● Exercise:
Check each line of the listing for the string "structured", count the lines that have it, and answer with that number only.

[Collection entries]
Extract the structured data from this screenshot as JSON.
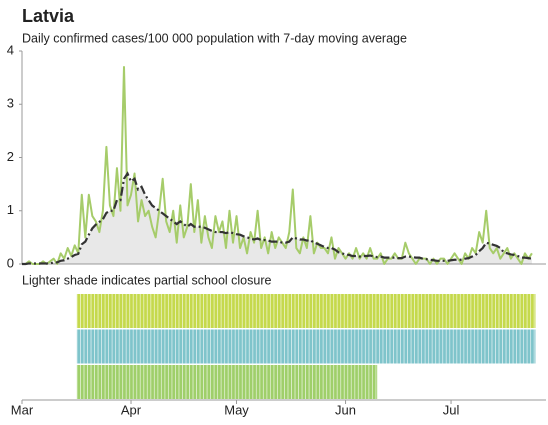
{
  "chart_data": {
    "type": "line",
    "title": "Latvia",
    "subtitle": "Daily confirmed cases/100 000 population with 7-day moving average",
    "x": [
      0,
      1,
      2,
      3,
      4,
      5,
      6,
      7,
      8,
      9,
      10,
      11,
      12,
      13,
      14,
      15,
      16,
      17,
      18,
      19,
      20,
      21,
      22,
      23,
      24,
      25,
      26,
      27,
      28,
      29,
      30,
      31,
      32,
      33,
      34,
      35,
      36,
      37,
      38,
      39,
      40,
      41,
      42,
      43,
      44,
      45,
      46,
      47,
      48,
      49,
      50,
      51,
      52,
      53,
      54,
      55,
      56,
      57,
      58,
      59,
      60,
      61,
      62,
      63,
      64,
      65,
      66,
      67,
      68,
      69,
      70,
      71,
      72,
      73,
      74,
      75,
      76,
      77,
      78,
      79,
      80,
      81,
      82,
      83,
      84,
      85,
      86,
      87,
      88,
      89,
      90,
      91,
      92,
      93,
      94,
      95,
      96,
      97,
      98,
      99,
      100,
      101,
      102,
      103,
      104,
      105,
      106,
      107,
      108,
      109,
      110,
      111,
      112,
      113,
      114,
      115,
      116,
      117,
      118,
      119,
      120,
      121,
      122,
      123,
      124,
      125,
      126,
      127,
      128,
      129,
      130,
      131,
      132,
      133,
      134,
      135,
      136,
      137,
      138,
      139,
      140,
      141,
      142,
      143,
      144,
      145
    ],
    "series": [
      {
        "color": "#a6cc6a",
        "values": [
          0,
          0,
          0.05,
          0,
          0,
          0,
          0.05,
          0,
          0.05,
          0.1,
          0,
          0.2,
          0.1,
          0.3,
          0.15,
          0.35,
          0.2,
          1.3,
          0.5,
          1.3,
          0.9,
          0.8,
          0.6,
          1.0,
          2.2,
          1.1,
          0.9,
          1.8,
          1.0,
          3.7,
          1.1,
          1.3,
          1.7,
          0.8,
          1.2,
          0.9,
          1.0,
          0.7,
          0.5,
          1.0,
          1.6,
          0.8,
          0.6,
          1.0,
          0.4,
          1.1,
          0.5,
          0.7,
          1.5,
          0.6,
          1.2,
          0.4,
          0.9,
          0.5,
          0.3,
          0.9,
          0.6,
          0.8,
          0.3,
          1.0,
          0.4,
          0.9,
          0.3,
          0.5,
          0.2,
          0.6,
          0.4,
          1.0,
          0.3,
          0.5,
          0.2,
          0.6,
          0.3,
          0.5,
          0.4,
          0.3,
          0.6,
          1.4,
          0.3,
          0.2,
          0.5,
          0.3,
          0.9,
          0.2,
          0.4,
          0.3,
          0.3,
          0.2,
          0.5,
          0.1,
          0.3,
          0.2,
          0.1,
          0.2,
          0.1,
          0.3,
          0.1,
          0.2,
          0.1,
          0.3,
          0.1,
          0.1,
          0.2,
          0.0,
          0.1,
          0.1,
          0.2,
          0.1,
          0.1,
          0.4,
          0.2,
          0.1,
          0.0,
          0.1,
          0.1,
          0.1,
          0.0,
          0.1,
          0.0,
          0.1,
          0.1,
          0.0,
          0.1,
          0.2,
          0.1,
          0.0,
          0.2,
          0.1,
          0.3,
          0.2,
          0.6,
          0.4,
          1.0,
          0.3,
          0.2,
          0.3,
          0.1,
          0.2,
          0.3,
          0.1,
          0.2,
          0.1,
          0.0,
          0.2,
          0.1,
          0.2
        ]
      },
      {
        "color": "#333333",
        "values": [
          0,
          0,
          0.01,
          0.01,
          0.01,
          0.01,
          0.01,
          0.01,
          0.01,
          0.03,
          0.03,
          0.06,
          0.07,
          0.1,
          0.13,
          0.17,
          0.19,
          0.37,
          0.42,
          0.55,
          0.67,
          0.74,
          0.79,
          0.84,
          0.96,
          1.0,
          1.0,
          1.2,
          1.2,
          1.6,
          1.7,
          1.55,
          1.6,
          1.4,
          1.45,
          1.3,
          1.2,
          1.1,
          1.05,
          1.0,
          0.95,
          0.9,
          0.85,
          0.8,
          0.75,
          0.8,
          0.75,
          0.7,
          0.75,
          0.7,
          0.7,
          0.7,
          0.68,
          0.65,
          0.62,
          0.6,
          0.6,
          0.6,
          0.58,
          0.6,
          0.58,
          0.56,
          0.55,
          0.52,
          0.5,
          0.48,
          0.46,
          0.48,
          0.45,
          0.45,
          0.44,
          0.42,
          0.42,
          0.42,
          0.4,
          0.4,
          0.42,
          0.5,
          0.48,
          0.46,
          0.46,
          0.44,
          0.45,
          0.4,
          0.38,
          0.35,
          0.32,
          0.3,
          0.3,
          0.27,
          0.22,
          0.2,
          0.18,
          0.17,
          0.15,
          0.15,
          0.14,
          0.15,
          0.15,
          0.16,
          0.14,
          0.13,
          0.14,
          0.12,
          0.12,
          0.12,
          0.12,
          0.11,
          0.11,
          0.14,
          0.14,
          0.13,
          0.12,
          0.12,
          0.1,
          0.09,
          0.08,
          0.07,
          0.06,
          0.06,
          0.06,
          0.06,
          0.07,
          0.08,
          0.08,
          0.08,
          0.1,
          0.11,
          0.14,
          0.17,
          0.24,
          0.3,
          0.4,
          0.38,
          0.36,
          0.34,
          0.3,
          0.22,
          0.2,
          0.18,
          0.17,
          0.15,
          0.12,
          0.12,
          0.11,
          0.1
        ]
      }
    ],
    "xlim": [
      0,
      149
    ],
    "xticks": [
      {
        "value": 0,
        "label": "Mar"
      },
      {
        "value": 31,
        "label": "Apr"
      },
      {
        "value": 61,
        "label": "May"
      },
      {
        "value": 92,
        "label": "Jun"
      },
      {
        "value": 122,
        "label": "Jul"
      }
    ],
    "ylim": [
      0,
      4
    ],
    "yticks": [
      0,
      1,
      2,
      3,
      4
    ],
    "school_closure": {
      "note": "Lighter shade indicates partial school closure",
      "rows": [
        {
          "color": "#c5d94c",
          "start": 15.6,
          "end": 146
        },
        {
          "color": "#7fc4cb",
          "start": 15.6,
          "end": 146
        },
        {
          "color": "#9fcf6a",
          "start": 15.6,
          "end": 101
        }
      ]
    }
  }
}
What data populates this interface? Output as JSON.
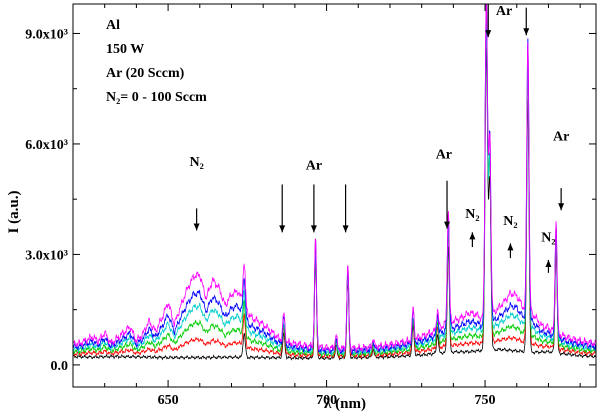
{
  "chart_data": {
    "type": "line",
    "xlabel": "λ (nm)",
    "ylabel": "I (a.u.)",
    "xlim": [
      620,
      785
    ],
    "ylim": [
      -600,
      9800
    ],
    "xticks": [
      650,
      700,
      750
    ],
    "xtick_labels": [
      "650",
      "700",
      "750"
    ],
    "yticks": [
      0,
      3000,
      6000,
      9000
    ],
    "ytick_labels": [
      "0.0",
      "3.0x10³",
      "6.0x10³",
      "9.0x10³"
    ],
    "legend_text": [
      "Al",
      "150 W",
      "Ar  (20 Sccm)",
      "N₂= 0 - 100 Sccm"
    ],
    "annotations": [
      {
        "text": "N₂",
        "x": 659,
        "y": 5400,
        "arrow": "up"
      },
      {
        "text": "Ar",
        "x": 696,
        "y": 5300
      },
      {
        "text": "Ar",
        "x": 737,
        "y": 5600
      },
      {
        "text": "N₂",
        "x": 746,
        "y": 3990
      },
      {
        "text": "Ar",
        "x": 756,
        "y": 9500
      },
      {
        "text": "N₂",
        "x": 758,
        "y": 3800
      },
      {
        "text": "N₂",
        "x": 770,
        "y": 3350
      },
      {
        "text": "Ar",
        "x": 774,
        "y": 6100
      }
    ],
    "arrows": [
      {
        "x": 659,
        "y_from": 4250,
        "y_to": 3650
      },
      {
        "x": 686,
        "y_from": 4900,
        "y_to": 3600
      },
      {
        "x": 696,
        "y_from": 4900,
        "y_to": 3600
      },
      {
        "x": 706,
        "y_from": 4900,
        "y_to": 3600
      },
      {
        "x": 738,
        "y_from": 5000,
        "y_to": 3700
      },
      {
        "x": 746,
        "y_from": 3200,
        "y_to": 3600
      },
      {
        "x": 751,
        "y_from": 9800,
        "y_to": 8900
      },
      {
        "x": 758,
        "y_from": 2900,
        "y_to": 3300
      },
      {
        "x": 763,
        "y_from": 9700,
        "y_to": 8950
      },
      {
        "x": 770,
        "y_from": 2500,
        "y_to": 2850
      },
      {
        "x": 774,
        "y_from": 4800,
        "y_to": 4200
      }
    ],
    "series": [
      {
        "color": "#000000",
        "n2_factor": 0.0
      },
      {
        "color": "#ff0000",
        "n2_factor": 0.22
      },
      {
        "color": "#00cc00",
        "n2_factor": 0.42
      },
      {
        "color": "#00cccc",
        "n2_factor": 0.62
      },
      {
        "color": "#0000ff",
        "n2_factor": 0.78
      },
      {
        "color": "#ff00ff",
        "n2_factor": 1.0
      }
    ],
    "n2_band": [
      [
        622,
        350
      ],
      [
        626,
        550
      ],
      [
        628,
        430
      ],
      [
        630,
        650
      ],
      [
        632,
        350
      ],
      [
        634,
        500
      ],
      [
        636,
        650
      ],
      [
        638,
        820
      ],
      [
        640,
        430
      ],
      [
        642,
        620
      ],
      [
        644,
        980
      ],
      [
        646,
        700
      ],
      [
        648,
        1050
      ],
      [
        650,
        1500
      ],
      [
        652,
        900
      ],
      [
        654,
        1400
      ],
      [
        656,
        1850
      ],
      [
        658,
        2200
      ],
      [
        660,
        2250
      ],
      [
        662,
        1600
      ],
      [
        664,
        2100
      ],
      [
        666,
        1900
      ],
      [
        668,
        1400
      ],
      [
        670,
        1700
      ],
      [
        672,
        1800
      ],
      [
        674,
        1400
      ],
      [
        676,
        1100
      ],
      [
        678,
        1000
      ],
      [
        680,
        900
      ],
      [
        682,
        750
      ],
      [
        684,
        600
      ],
      [
        686,
        450
      ],
      [
        690,
        380
      ],
      [
        694,
        330
      ],
      [
        698,
        300
      ],
      [
        702,
        270
      ],
      [
        706,
        250
      ],
      [
        710,
        250
      ],
      [
        714,
        270
      ],
      [
        718,
        300
      ],
      [
        722,
        350
      ],
      [
        726,
        400
      ],
      [
        730,
        500
      ],
      [
        734,
        600
      ],
      [
        738,
        800
      ],
      [
        742,
        900
      ],
      [
        745,
        1050
      ],
      [
        747,
        1000
      ],
      [
        750,
        800
      ],
      [
        754,
        1100
      ],
      [
        756,
        1300
      ],
      [
        758,
        1550
      ],
      [
        760,
        1500
      ],
      [
        762,
        1200
      ],
      [
        765,
        1050
      ],
      [
        768,
        700
      ],
      [
        770,
        650
      ],
      [
        772,
        550
      ],
      [
        776,
        450
      ],
      [
        780,
        400
      ],
      [
        785,
        350
      ]
    ],
    "base": [
      [
        620,
        230
      ],
      [
        626,
        210
      ],
      [
        632,
        230
      ],
      [
        640,
        220
      ],
      [
        650,
        200
      ],
      [
        660,
        200
      ],
      [
        670,
        210
      ],
      [
        680,
        200
      ],
      [
        690,
        190
      ],
      [
        700,
        180
      ],
      [
        710,
        200
      ],
      [
        720,
        220
      ],
      [
        730,
        270
      ],
      [
        735,
        320
      ],
      [
        740,
        350
      ],
      [
        745,
        360
      ],
      [
        750,
        400
      ],
      [
        755,
        420
      ],
      [
        760,
        380
      ],
      [
        765,
        340
      ],
      [
        770,
        360
      ],
      [
        775,
        300
      ],
      [
        780,
        250
      ],
      [
        785,
        230
      ]
    ],
    "peaks": [
      {
        "x": 674.0,
        "h": 1250,
        "w": 0.5,
        "n2": 0.4
      },
      {
        "x": 686.5,
        "h": 800,
        "w": 0.5,
        "n2": 0.1
      },
      {
        "x": 696.5,
        "h": 3050,
        "w": 0.45,
        "n2": 0.0
      },
      {
        "x": 703.0,
        "h": 400,
        "w": 0.4,
        "n2": 0.0
      },
      {
        "x": 706.7,
        "h": 2350,
        "w": 0.45,
        "n2": 0.0
      },
      {
        "x": 714.7,
        "h": 250,
        "w": 0.4,
        "n2": 0.0
      },
      {
        "x": 727.3,
        "h": 900,
        "w": 0.45,
        "n2": 0.0
      },
      {
        "x": 735.0,
        "h": 600,
        "w": 0.4,
        "n2": 0.0
      },
      {
        "x": 738.4,
        "h": 3300,
        "w": 0.45,
        "n2": 0.0
      },
      {
        "x": 750.4,
        "h": 9350,
        "w": 0.55,
        "n2": 0.0
      },
      {
        "x": 751.5,
        "h": 5200,
        "w": 0.5,
        "n2": 0.0
      },
      {
        "x": 763.5,
        "h": 7800,
        "w": 0.5,
        "n2": 0.0
      },
      {
        "x": 772.4,
        "h": 3200,
        "w": 0.45,
        "n2": 0.0
      }
    ]
  }
}
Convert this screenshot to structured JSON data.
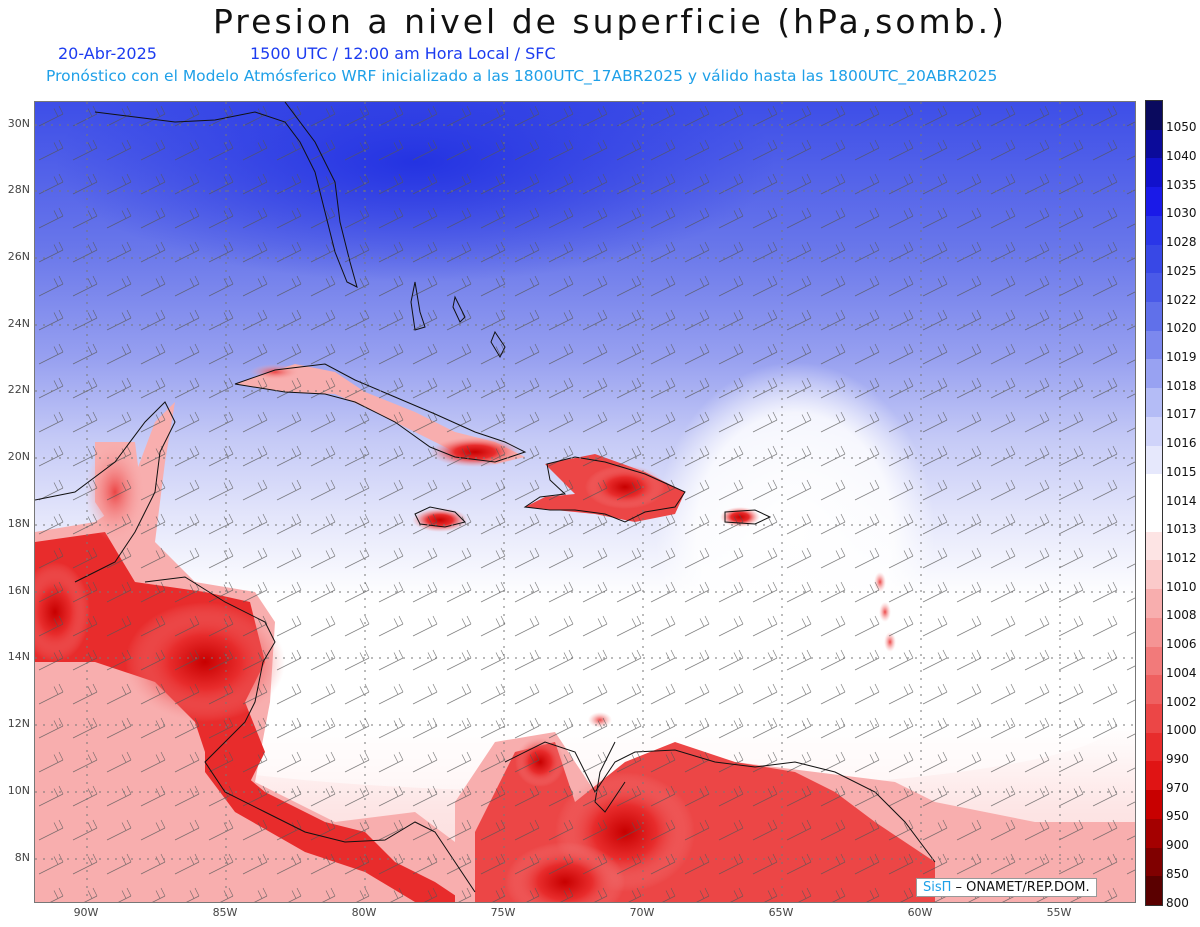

● Answer to this exercise:
2